**What to produce**
Skip the pictures. Reproduce all other material exactly.

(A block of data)
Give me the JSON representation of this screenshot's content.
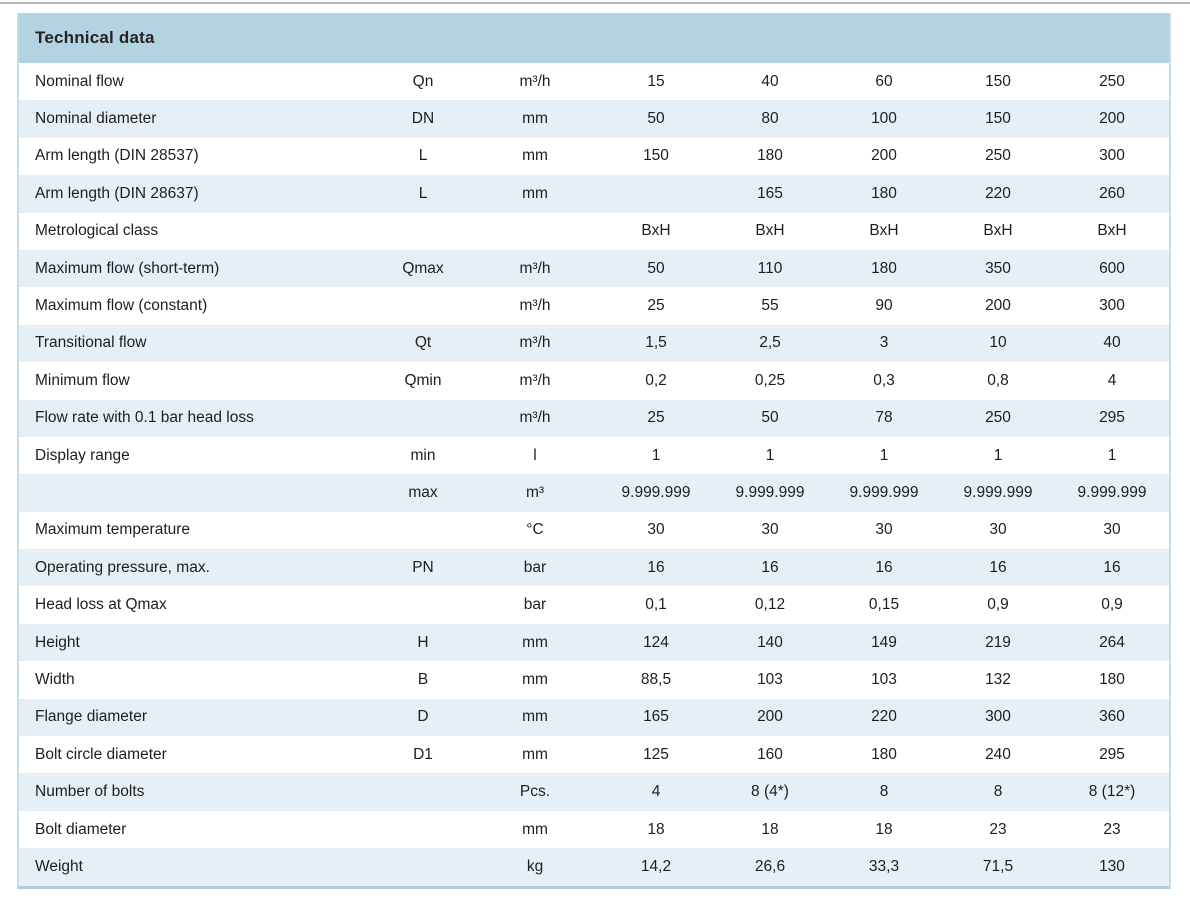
{
  "page": {
    "top_rule_color": "#b5b5b5",
    "background": "#ffffff"
  },
  "table": {
    "title": "Technical data",
    "colors": {
      "header_bg": "#b4d3e2",
      "stripe_bg": "#e6eff6",
      "row_bg": "#ffffff",
      "side_border": "#c6dce9",
      "bottom_border": "#b2cede",
      "text": "#1e1e1e"
    },
    "rows": [
      {
        "label": "Nominal flow",
        "symbol": "Qn",
        "unit": "m³/h",
        "values": [
          "15",
          "40",
          "60",
          "150",
          "250"
        ]
      },
      {
        "label": "Nominal diameter",
        "symbol": "DN",
        "unit": "mm",
        "values": [
          "50",
          "80",
          "100",
          "150",
          "200"
        ]
      },
      {
        "label": "Arm length (DIN 28537)",
        "symbol": "L",
        "unit": "mm",
        "values": [
          "150",
          "180",
          "200",
          "250",
          "300"
        ]
      },
      {
        "label": "Arm length (DIN 28637)",
        "symbol": "L",
        "unit": "mm",
        "values": [
          "",
          "165",
          "180",
          "220",
          "260"
        ]
      },
      {
        "label": "Metrological class",
        "symbol": "",
        "unit": "",
        "values": [
          "BxH",
          "BxH",
          "BxH",
          "BxH",
          "BxH"
        ]
      },
      {
        "label": "Maximum flow (short-term)",
        "symbol": "Qmax",
        "unit": "m³/h",
        "values": [
          "50",
          "110",
          "180",
          "350",
          "600"
        ]
      },
      {
        "label": "Maximum flow (constant)",
        "symbol": "",
        "unit": "m³/h",
        "values": [
          "25",
          "55",
          "90",
          "200",
          "300"
        ]
      },
      {
        "label": "Transitional flow",
        "symbol": "Qt",
        "unit": "m³/h",
        "values": [
          "1,5",
          "2,5",
          "3",
          "10",
          "40"
        ]
      },
      {
        "label": "Minimum flow",
        "symbol": "Qmin",
        "unit": "m³/h",
        "values": [
          "0,2",
          "0,25",
          "0,3",
          "0,8",
          "4"
        ]
      },
      {
        "label": "Flow rate with 0.1 bar head loss",
        "symbol": "",
        "unit": "m³/h",
        "values": [
          "25",
          "50",
          "78",
          "250",
          "295"
        ]
      },
      {
        "label": "Display range",
        "symbol": "min",
        "unit": "l",
        "values": [
          "1",
          "1",
          "1",
          "1",
          "1"
        ]
      },
      {
        "label": "",
        "symbol": "max",
        "unit": "m³",
        "values": [
          "9.999.999",
          "9.999.999",
          "9.999.999",
          "9.999.999",
          "9.999.999"
        ]
      },
      {
        "label": "Maximum temperature",
        "symbol": "",
        "unit": "°C",
        "values": [
          "30",
          "30",
          "30",
          "30",
          "30"
        ]
      },
      {
        "label": "Operating pressure, max.",
        "symbol": "PN",
        "unit": "bar",
        "values": [
          "16",
          "16",
          "16",
          "16",
          "16"
        ]
      },
      {
        "label": "Head loss at Qmax",
        "symbol": "",
        "unit": "bar",
        "values": [
          "0,1",
          "0,12",
          "0,15",
          "0,9",
          "0,9"
        ]
      },
      {
        "label": "Height",
        "symbol": "H",
        "unit": "mm",
        "values": [
          "124",
          "140",
          "149",
          "219",
          "264"
        ]
      },
      {
        "label": "Width",
        "symbol": "B",
        "unit": "mm",
        "values": [
          "88,5",
          "103",
          "103",
          "132",
          "180"
        ]
      },
      {
        "label": "Flange diameter",
        "symbol": "D",
        "unit": "mm",
        "values": [
          "165",
          "200",
          "220",
          "300",
          "360"
        ]
      },
      {
        "label": "Bolt circle diameter",
        "symbol": "D1",
        "unit": "mm",
        "values": [
          "125",
          "160",
          "180",
          "240",
          "295"
        ]
      },
      {
        "label": "Number of bolts",
        "symbol": "",
        "unit": "Pcs.",
        "values": [
          "4",
          "8 (4*)",
          "8",
          "8",
          "8 (12*)"
        ]
      },
      {
        "label": "Bolt diameter",
        "symbol": "",
        "unit": "mm",
        "values": [
          "18",
          "18",
          "18",
          "23",
          "23"
        ]
      },
      {
        "label": "Weight",
        "symbol": "",
        "unit": "kg",
        "values": [
          "14,2",
          "26,6",
          "33,3",
          "71,5",
          "130"
        ]
      }
    ]
  }
}
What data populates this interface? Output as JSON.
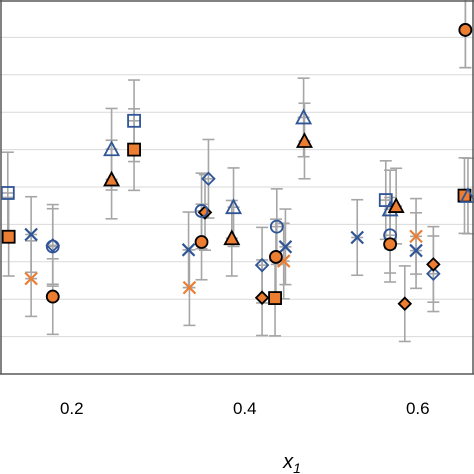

**Response to this exercise**
Give me the JSON representation of this screenshot's content.
{
  "page": {
    "top_rule_color": "#b5b5b5",
    "background": "#ffffff"
  },
  "table": {
    "title": "Technical data",
    "colors": {
      "header_bg": "#b4d3e2",
      "stripe_bg": "#e6eff6",
      "row_bg": "#ffffff",
      "side_border": "#c6dce9",
      "bottom_border": "#b2cede",
      "text": "#1e1e1e"
    },
    "rows": [
      {
        "label": "Nominal flow",
        "symbol": "Qn",
        "unit": "m³/h",
        "values": [
          "15",
          "40",
          "60",
          "150",
          "250"
        ]
      },
      {
        "label": "Nominal diameter",
        "symbol": "DN",
        "unit": "mm",
        "values": [
          "50",
          "80",
          "100",
          "150",
          "200"
        ]
      },
      {
        "label": "Arm length (DIN 28537)",
        "symbol": "L",
        "unit": "mm",
        "values": [
          "150",
          "180",
          "200",
          "250",
          "300"
        ]
      },
      {
        "label": "Arm length (DIN 28637)",
        "symbol": "L",
        "unit": "mm",
        "values": [
          "",
          "165",
          "180",
          "220",
          "260"
        ]
      },
      {
        "label": "Metrological class",
        "symbol": "",
        "unit": "",
        "values": [
          "BxH",
          "BxH",
          "BxH",
          "BxH",
          "BxH"
        ]
      },
      {
        "label": "Maximum flow (short-term)",
        "symbol": "Qmax",
        "unit": "m³/h",
        "values": [
          "50",
          "110",
          "180",
          "350",
          "600"
        ]
      },
      {
        "label": "Maximum flow (constant)",
        "symbol": "",
        "unit": "m³/h",
        "values": [
          "25",
          "55",
          "90",
          "200",
          "300"
        ]
      },
      {
        "label": "Transitional flow",
        "symbol": "Qt",
        "unit": "m³/h",
        "values": [
          "1,5",
          "2,5",
          "3",
          "10",
          "40"
        ]
      },
      {
        "label": "Minimum flow",
        "symbol": "Qmin",
        "unit": "m³/h",
        "values": [
          "0,2",
          "0,25",
          "0,3",
          "0,8",
          "4"
        ]
      },
      {
        "label": "Flow rate with 0.1 bar head loss",
        "symbol": "",
        "unit": "m³/h",
        "values": [
          "25",
          "50",
          "78",
          "250",
          "295"
        ]
      },
      {
        "label": "Display range",
        "symbol": "min",
        "unit": "l",
        "values": [
          "1",
          "1",
          "1",
          "1",
          "1"
        ]
      },
      {
        "label": "",
        "symbol": "max",
        "unit": "m³",
        "values": [
          "9.999.999",
          "9.999.999",
          "9.999.999",
          "9.999.999",
          "9.999.999"
        ]
      },
      {
        "label": "Maximum temperature",
        "symbol": "",
        "unit": "°C",
        "values": [
          "30",
          "30",
          "30",
          "30",
          "30"
        ]
      },
      {
        "label": "Operating pressure, max.",
        "symbol": "PN",
        "unit": "bar",
        "values": [
          "16",
          "16",
          "16",
          "16",
          "16"
        ]
      },
      {
        "label": "Head loss at Qmax",
        "symbol": "",
        "unit": "bar",
        "values": [
          "0,1",
          "0,12",
          "0,15",
          "0,9",
          "0,9"
        ]
      },
      {
        "label": "Height",
        "symbol": "H",
        "unit": "mm",
        "values": [
          "124",
          "140",
          "149",
          "219",
          "264"
        ]
      },
      {
        "label": "Width",
        "symbol": "B",
        "unit": "mm",
        "values": [
          "88,5",
          "103",
          "103",
          "132",
          "180"
        ]
      },
      {
        "label": "Flange diameter",
        "symbol": "D",
        "unit": "mm",
        "values": [
          "165",
          "200",
          "220",
          "300",
          "360"
        ]
      },
      {
        "label": "Bolt circle diameter",
        "symbol": "D1",
        "unit": "mm",
        "values": [
          "125",
          "160",
          "180",
          "240",
          "295"
        ]
      },
      {
        "label": "Number of bolts",
        "symbol": "",
        "unit": "Pcs.",
        "values": [
          "4",
          "8 (4*)",
          "8",
          "8",
          "8 (12*)"
        ]
      },
      {
        "label": "Bolt diameter",
        "symbol": "",
        "unit": "mm",
        "values": [
          "18",
          "18",
          "18",
          "23",
          "23"
        ]
      },
      {
        "label": "Weight",
        "symbol": "",
        "unit": "kg",
        "values": [
          "14,2",
          "26,6",
          "33,3",
          "71,5",
          "130"
        ]
      }
    ]
  }
}
What data populates this interface? Output as JSON.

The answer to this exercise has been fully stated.